> REQUEST: Identify the lines holding "Лилит" and copy them.

— START DATASET ROWS —

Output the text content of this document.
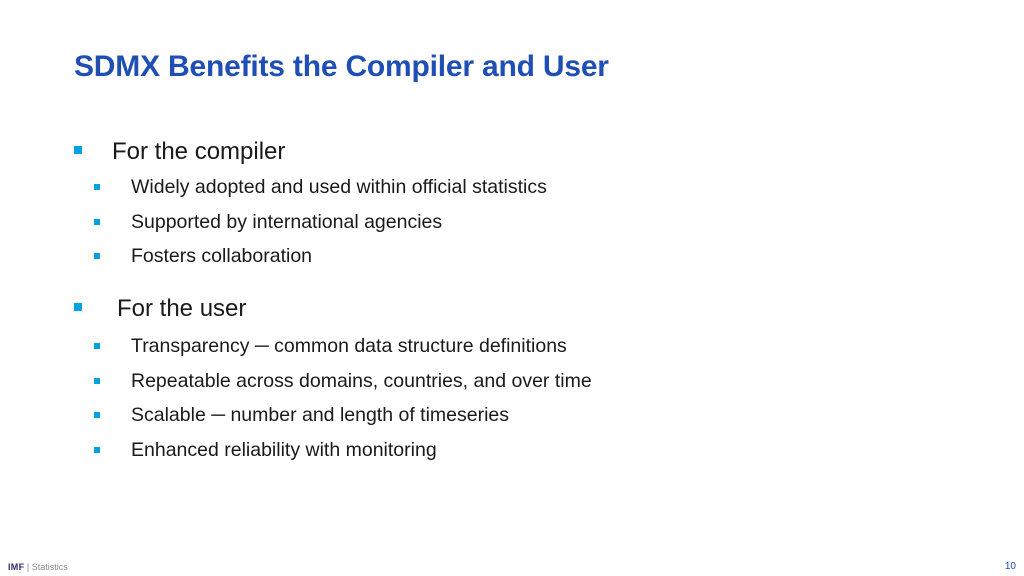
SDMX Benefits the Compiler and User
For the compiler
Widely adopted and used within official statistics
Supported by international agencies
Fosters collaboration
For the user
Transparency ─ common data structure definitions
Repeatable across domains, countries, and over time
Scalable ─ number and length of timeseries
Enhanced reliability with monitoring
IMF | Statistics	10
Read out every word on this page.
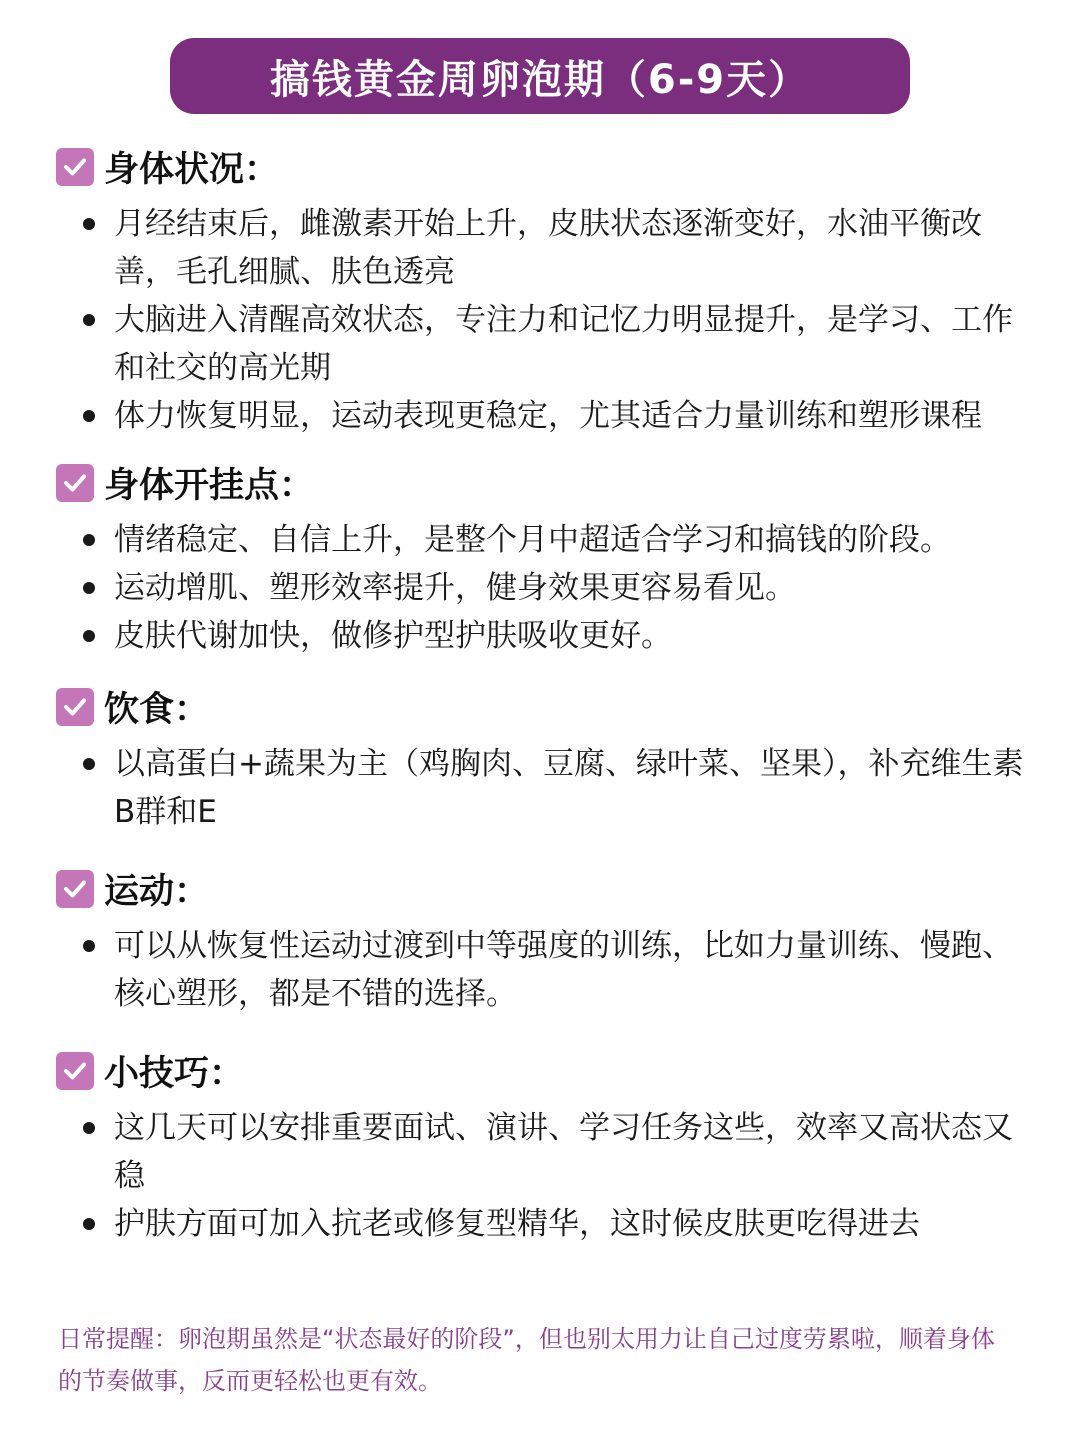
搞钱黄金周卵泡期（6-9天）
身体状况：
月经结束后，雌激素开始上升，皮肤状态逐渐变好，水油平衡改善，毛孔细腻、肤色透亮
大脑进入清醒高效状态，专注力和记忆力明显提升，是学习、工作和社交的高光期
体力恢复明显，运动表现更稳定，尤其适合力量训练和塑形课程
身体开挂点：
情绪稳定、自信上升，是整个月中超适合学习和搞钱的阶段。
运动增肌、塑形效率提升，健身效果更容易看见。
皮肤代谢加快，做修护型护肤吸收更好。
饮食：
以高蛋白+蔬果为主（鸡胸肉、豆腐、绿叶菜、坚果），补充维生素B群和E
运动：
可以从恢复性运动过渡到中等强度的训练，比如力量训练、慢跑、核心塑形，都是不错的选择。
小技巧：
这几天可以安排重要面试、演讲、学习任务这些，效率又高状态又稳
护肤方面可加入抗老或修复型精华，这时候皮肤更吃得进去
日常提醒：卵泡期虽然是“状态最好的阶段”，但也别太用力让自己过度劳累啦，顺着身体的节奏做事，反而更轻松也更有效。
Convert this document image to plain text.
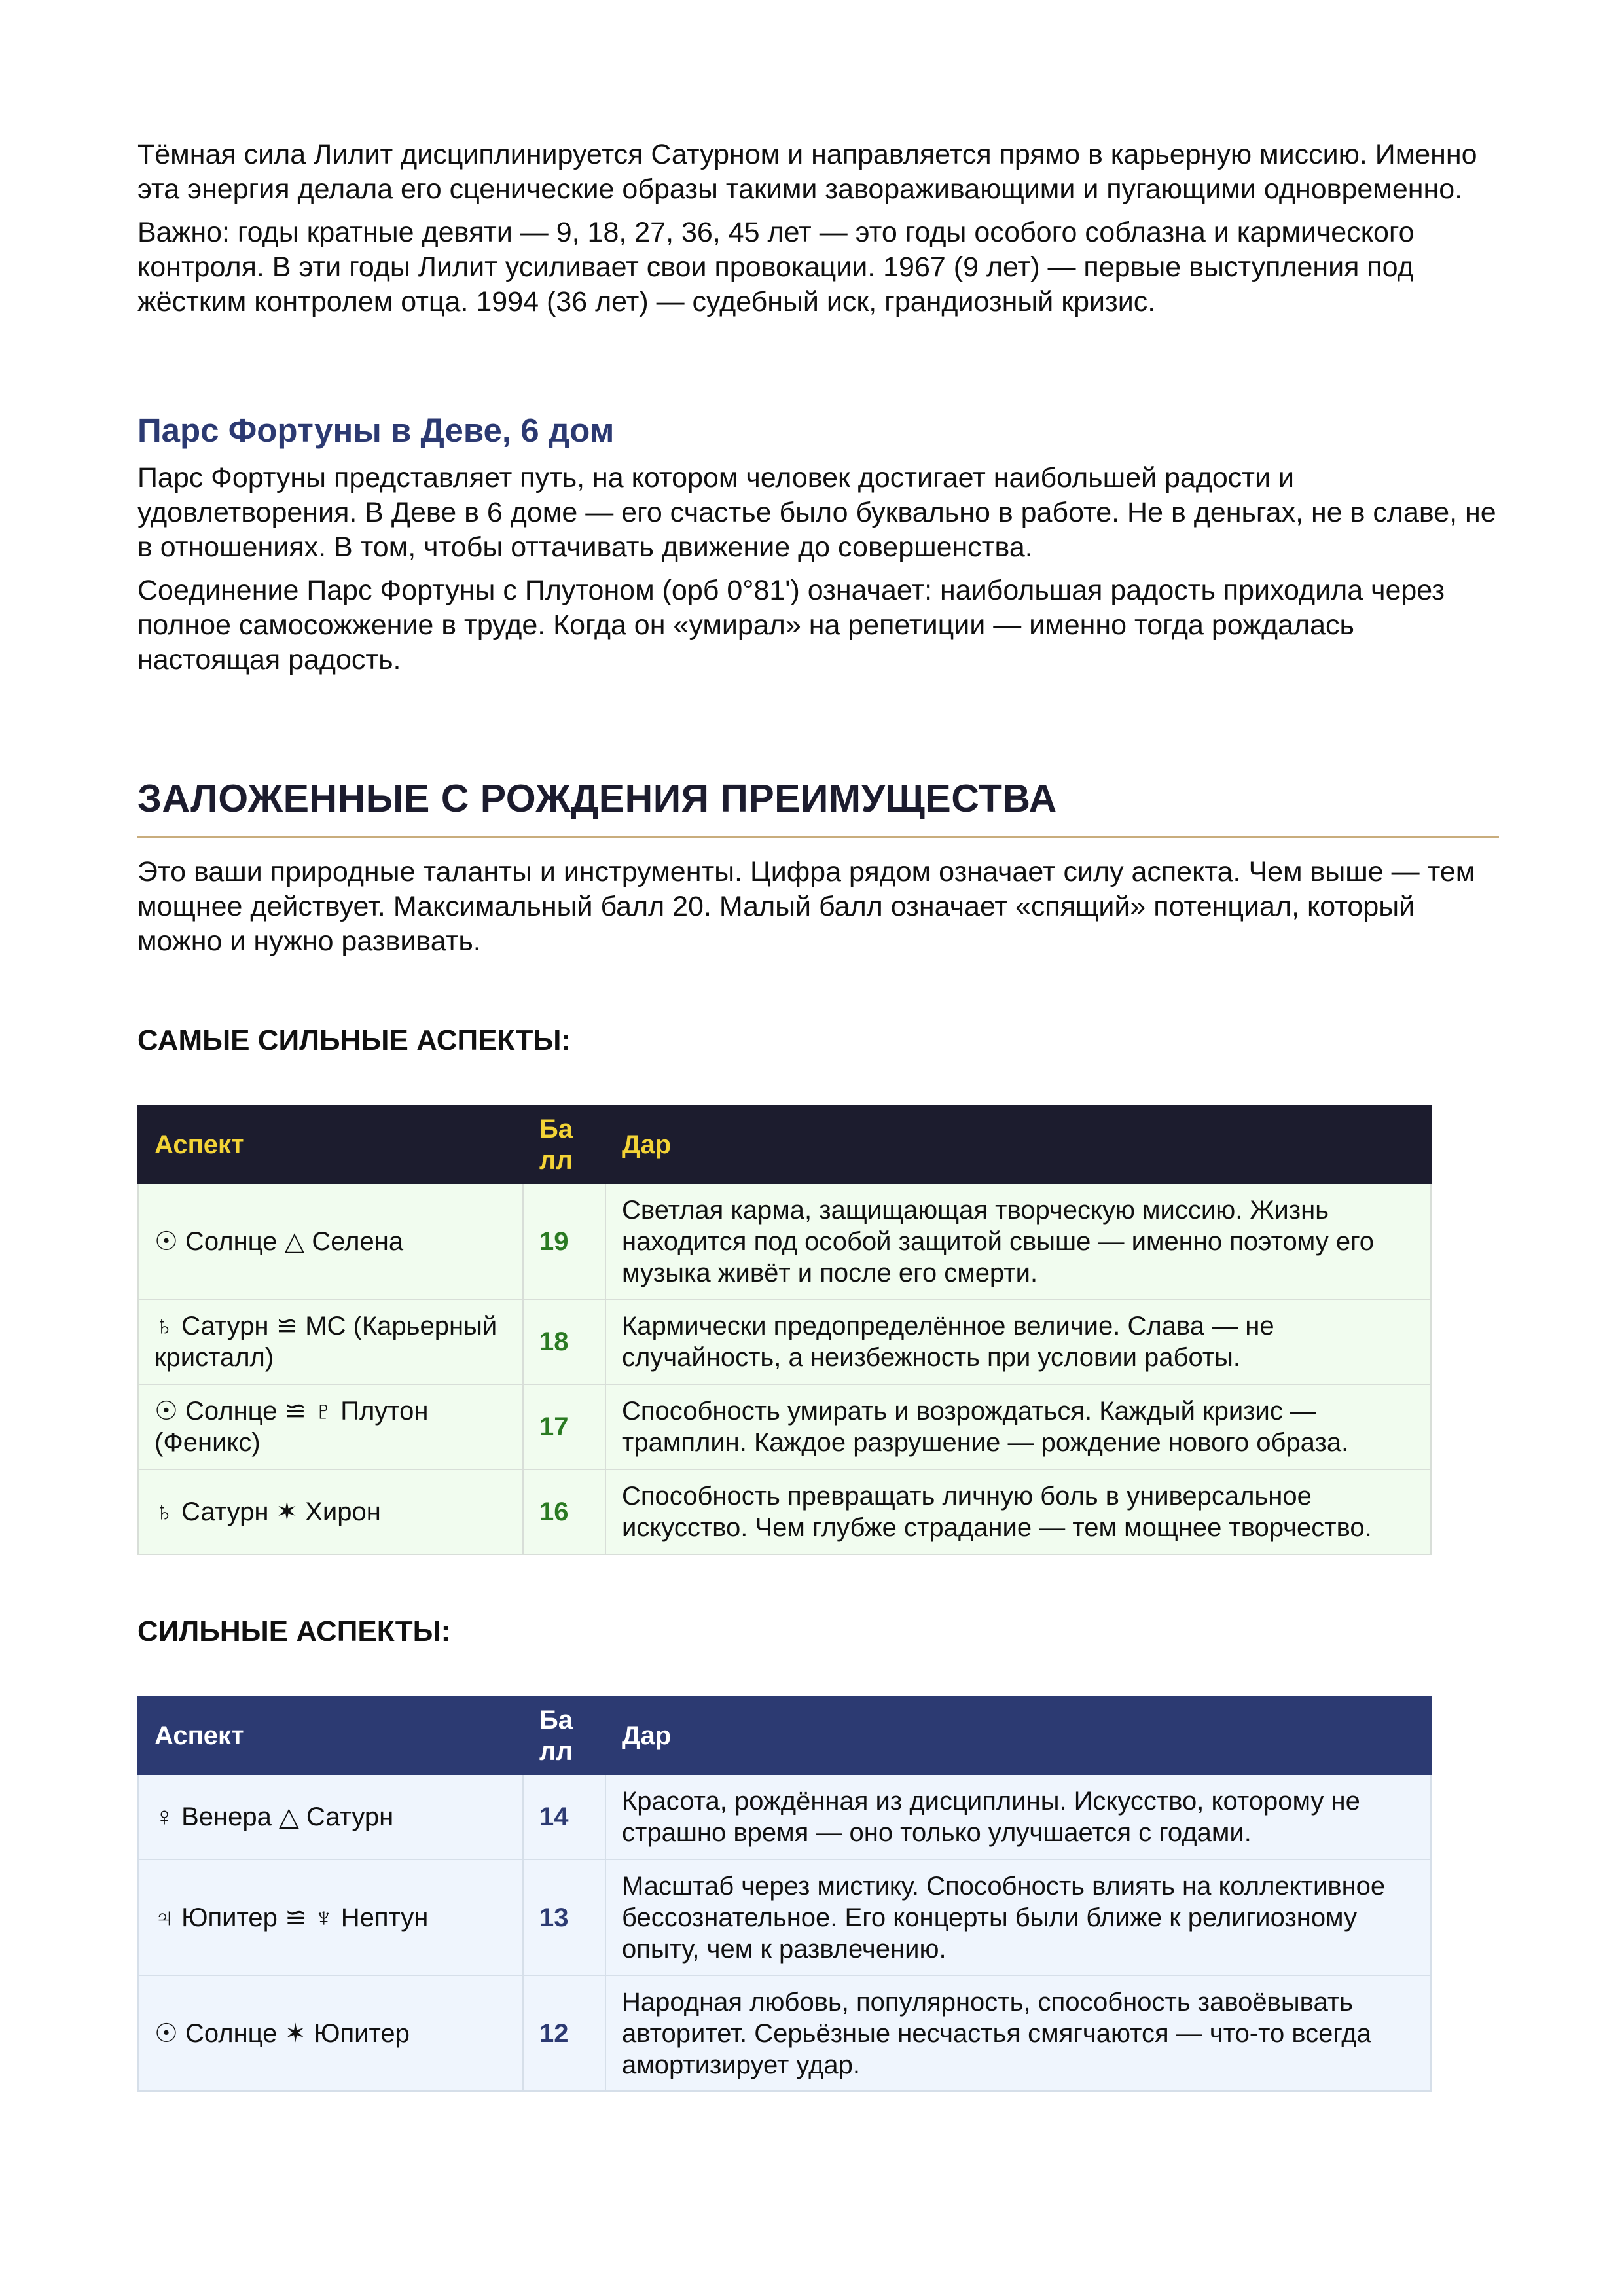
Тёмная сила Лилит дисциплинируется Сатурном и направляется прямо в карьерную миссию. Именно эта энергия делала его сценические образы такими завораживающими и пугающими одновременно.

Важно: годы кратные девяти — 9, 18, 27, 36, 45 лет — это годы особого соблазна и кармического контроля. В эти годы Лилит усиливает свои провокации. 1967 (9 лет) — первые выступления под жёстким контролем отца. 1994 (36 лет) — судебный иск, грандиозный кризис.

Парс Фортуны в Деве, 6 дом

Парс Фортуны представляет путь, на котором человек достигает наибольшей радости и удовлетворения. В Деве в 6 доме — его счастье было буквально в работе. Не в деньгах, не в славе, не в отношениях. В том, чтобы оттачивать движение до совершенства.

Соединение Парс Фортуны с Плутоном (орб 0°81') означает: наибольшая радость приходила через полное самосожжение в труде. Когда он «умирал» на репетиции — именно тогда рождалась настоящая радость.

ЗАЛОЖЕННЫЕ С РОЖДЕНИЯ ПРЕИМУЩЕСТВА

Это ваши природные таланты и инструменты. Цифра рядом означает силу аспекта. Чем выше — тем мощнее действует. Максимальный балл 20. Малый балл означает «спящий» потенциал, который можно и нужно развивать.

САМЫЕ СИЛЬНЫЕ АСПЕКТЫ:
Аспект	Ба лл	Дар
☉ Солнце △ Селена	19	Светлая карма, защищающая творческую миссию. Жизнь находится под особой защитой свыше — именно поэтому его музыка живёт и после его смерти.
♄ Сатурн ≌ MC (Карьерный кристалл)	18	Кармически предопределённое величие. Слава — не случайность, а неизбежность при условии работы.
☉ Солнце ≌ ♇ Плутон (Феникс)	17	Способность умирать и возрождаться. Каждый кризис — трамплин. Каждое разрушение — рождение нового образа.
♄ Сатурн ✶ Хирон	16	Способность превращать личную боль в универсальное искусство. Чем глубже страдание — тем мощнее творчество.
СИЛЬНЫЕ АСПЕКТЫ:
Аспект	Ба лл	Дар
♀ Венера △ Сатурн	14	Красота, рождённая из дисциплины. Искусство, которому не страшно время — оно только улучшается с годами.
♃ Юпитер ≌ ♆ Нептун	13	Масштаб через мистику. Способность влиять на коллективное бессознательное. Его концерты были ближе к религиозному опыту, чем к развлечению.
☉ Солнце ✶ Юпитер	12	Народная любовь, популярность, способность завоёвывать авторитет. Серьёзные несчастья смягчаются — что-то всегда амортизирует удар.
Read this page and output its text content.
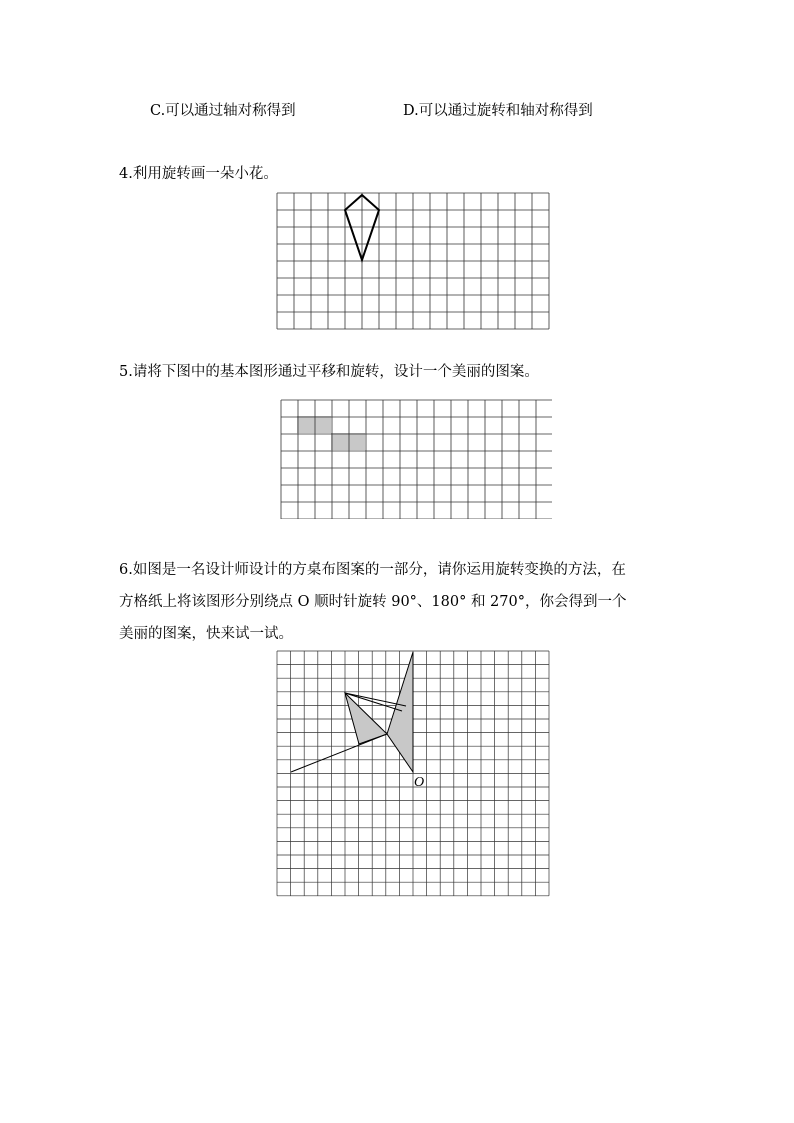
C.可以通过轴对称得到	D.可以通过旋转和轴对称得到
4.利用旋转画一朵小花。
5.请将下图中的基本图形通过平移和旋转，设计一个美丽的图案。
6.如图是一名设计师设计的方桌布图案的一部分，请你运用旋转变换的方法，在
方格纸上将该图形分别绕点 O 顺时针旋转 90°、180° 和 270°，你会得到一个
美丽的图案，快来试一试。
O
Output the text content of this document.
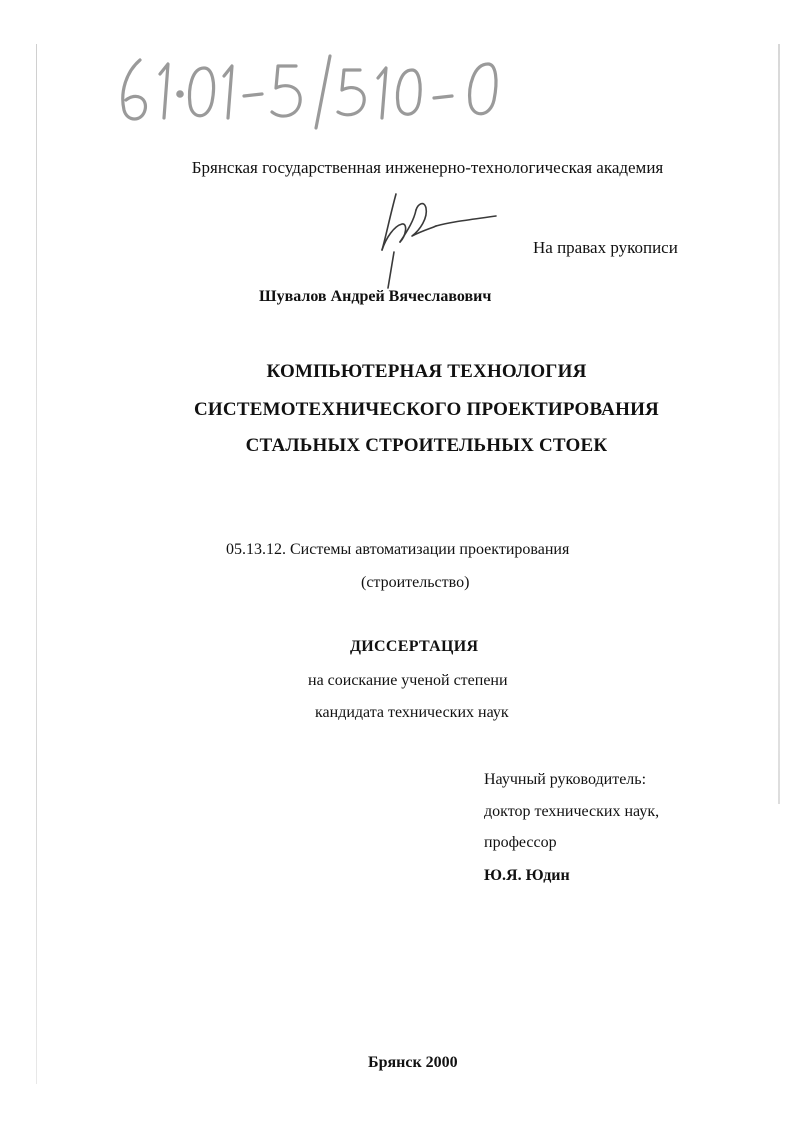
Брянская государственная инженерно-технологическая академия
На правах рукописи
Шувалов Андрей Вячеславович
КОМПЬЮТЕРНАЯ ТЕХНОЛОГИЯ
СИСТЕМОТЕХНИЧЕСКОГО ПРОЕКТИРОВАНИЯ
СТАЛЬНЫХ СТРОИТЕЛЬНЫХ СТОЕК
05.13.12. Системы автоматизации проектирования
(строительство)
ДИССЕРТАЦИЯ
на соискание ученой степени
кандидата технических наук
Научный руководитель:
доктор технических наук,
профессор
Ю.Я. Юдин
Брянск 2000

— END DATASET ROWS —

> SOLUTION TO THIS TASK:
Тёмная сила Лилит дисциплинируется Сатурном и направляется прямо в карьерную миссию. Именно эта энергия делала его сценические образы такими завораживающими и пугающими одновременно.
Важно: годы кратные девяти — 9, 18, 27, 36, 45 лет — это годы особого соблазна и кармического контроля. В эти годы Лилит усиливает свои провокации. 1967 (9 лет) — первые выступления под жёстким контролем отца. 1994 (36 лет) — судебный иск, грандиозный кризис.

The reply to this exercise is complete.